THE TASK => Could you extract every entry below and reproduce it exactly?

---

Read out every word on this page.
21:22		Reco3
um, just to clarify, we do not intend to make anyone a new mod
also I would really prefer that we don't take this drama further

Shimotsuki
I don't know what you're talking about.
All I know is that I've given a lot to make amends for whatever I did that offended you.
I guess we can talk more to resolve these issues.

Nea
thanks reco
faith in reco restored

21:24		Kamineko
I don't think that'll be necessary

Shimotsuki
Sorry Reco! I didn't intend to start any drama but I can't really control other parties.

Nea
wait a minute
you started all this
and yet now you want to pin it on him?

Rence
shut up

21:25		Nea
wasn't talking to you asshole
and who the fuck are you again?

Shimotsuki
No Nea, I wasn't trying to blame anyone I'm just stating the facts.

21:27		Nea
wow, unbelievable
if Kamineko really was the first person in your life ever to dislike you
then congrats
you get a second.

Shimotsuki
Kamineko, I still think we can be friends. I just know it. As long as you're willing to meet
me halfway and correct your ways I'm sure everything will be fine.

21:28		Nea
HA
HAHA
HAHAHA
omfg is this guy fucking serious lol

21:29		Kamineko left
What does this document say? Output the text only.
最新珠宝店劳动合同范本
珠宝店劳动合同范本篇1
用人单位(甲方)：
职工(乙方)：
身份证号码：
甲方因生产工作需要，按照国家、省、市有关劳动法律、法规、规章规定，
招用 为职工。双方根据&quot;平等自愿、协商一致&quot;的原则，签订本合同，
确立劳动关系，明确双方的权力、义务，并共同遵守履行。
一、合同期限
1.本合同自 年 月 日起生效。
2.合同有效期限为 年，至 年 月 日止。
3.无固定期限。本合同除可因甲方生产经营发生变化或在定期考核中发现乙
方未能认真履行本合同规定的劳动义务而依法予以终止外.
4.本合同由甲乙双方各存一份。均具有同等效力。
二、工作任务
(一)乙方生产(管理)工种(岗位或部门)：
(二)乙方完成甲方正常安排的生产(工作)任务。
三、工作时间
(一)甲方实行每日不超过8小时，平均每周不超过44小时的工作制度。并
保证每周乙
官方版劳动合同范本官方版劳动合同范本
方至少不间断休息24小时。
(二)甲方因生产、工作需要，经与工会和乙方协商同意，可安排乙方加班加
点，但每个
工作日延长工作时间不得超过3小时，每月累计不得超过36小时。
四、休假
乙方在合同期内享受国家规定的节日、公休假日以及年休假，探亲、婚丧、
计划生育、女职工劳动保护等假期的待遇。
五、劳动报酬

---

REPLY TO THE TASK =>
Read out every word on this page.
21:22		Reco3
um, just to clarify, we do not intend to make anyone a new mod
also I would really prefer that we don't take this drama further

Shimotsuki
I don't know what you're talking about.
All I know is that I've given a lot to make amends for whatever I did that offended you.
I guess we can talk more to resolve these issues.

Nea
thanks reco
faith in reco restored

21:24		Kamineko
I don't think that'll be necessary

Shimotsuki
Sorry Reco! I didn't intend to start any drama but I can't really control other parties.

Nea
wait a minute
you started all this
and yet now you want to pin it on him?

Rence
shut up

21:25		Nea
wasn't talking to you asshole
and who the fuck are you again?

Shimotsuki
No Nea, I wasn't trying to blame anyone I'm just stating the facts.

21:27		Nea
wow, unbelievable
if Kamineko really was the first person in your life ever to dislike you
then congrats
you get a second.

Shimotsuki
Kamineko, I still think we can be friends. I just know it. As long as you're willing to meet
me halfway and correct your ways I'm sure everything will be fine.

21:28		Nea
HA
HAHA
HAHAHA
omfg is this guy fucking serious lol

21:29		Kamineko left
What does this document say? Output the text only.
最新珠宝店劳动合同范本
珠宝店劳动合同范本篇1
用人单位(甲方)：
职工(乙方)：
身份证号码：
甲方因生产工作需要，按照国家、省、市有关劳动法律、法规、规章规定，
招用 为职工。双方根据&quot;平等自愿、协商一致&quot;的原则，签订本合同，
确立劳动关系，明确双方的权力、义务，并共同遵守履行。
一、合同期限
1.本合同自 年 月 日起生效。
2.合同有效期限为 年，至 年 月 日止。
3.无固定期限。本合同除可因甲方生产经营发生变化或在定期考核中发现乙
方未能认真履行本合同规定的劳动义务而依法予以终止外.
4.本合同由甲乙双方各存一份。均具有同等效力。
二、工作任务
(一)乙方生产(管理)工种(岗位或部门)：
(二)乙方完成甲方正常安排的生产(工作)任务。
三、工作时间
(一)甲方实行每日不超过8小时，平均每周不超过44小时的工作制度。并
保证每周乙
官方版劳动合同范本官方版劳动合同范本
方至少不间断休息24小时。
(二)甲方因生产、工作需要，经与工会和乙方协商同意，可安排乙方加班加
点，但每个
工作日延长工作时间不得超过3小时，每月累计不得超过36小时。
四、休假
乙方在合同期内享受国家规定的节日、公休假日以及年休假，探亲、婚丧、
计划生育、女职工劳动保护等假期的待遇。
五、劳动报酬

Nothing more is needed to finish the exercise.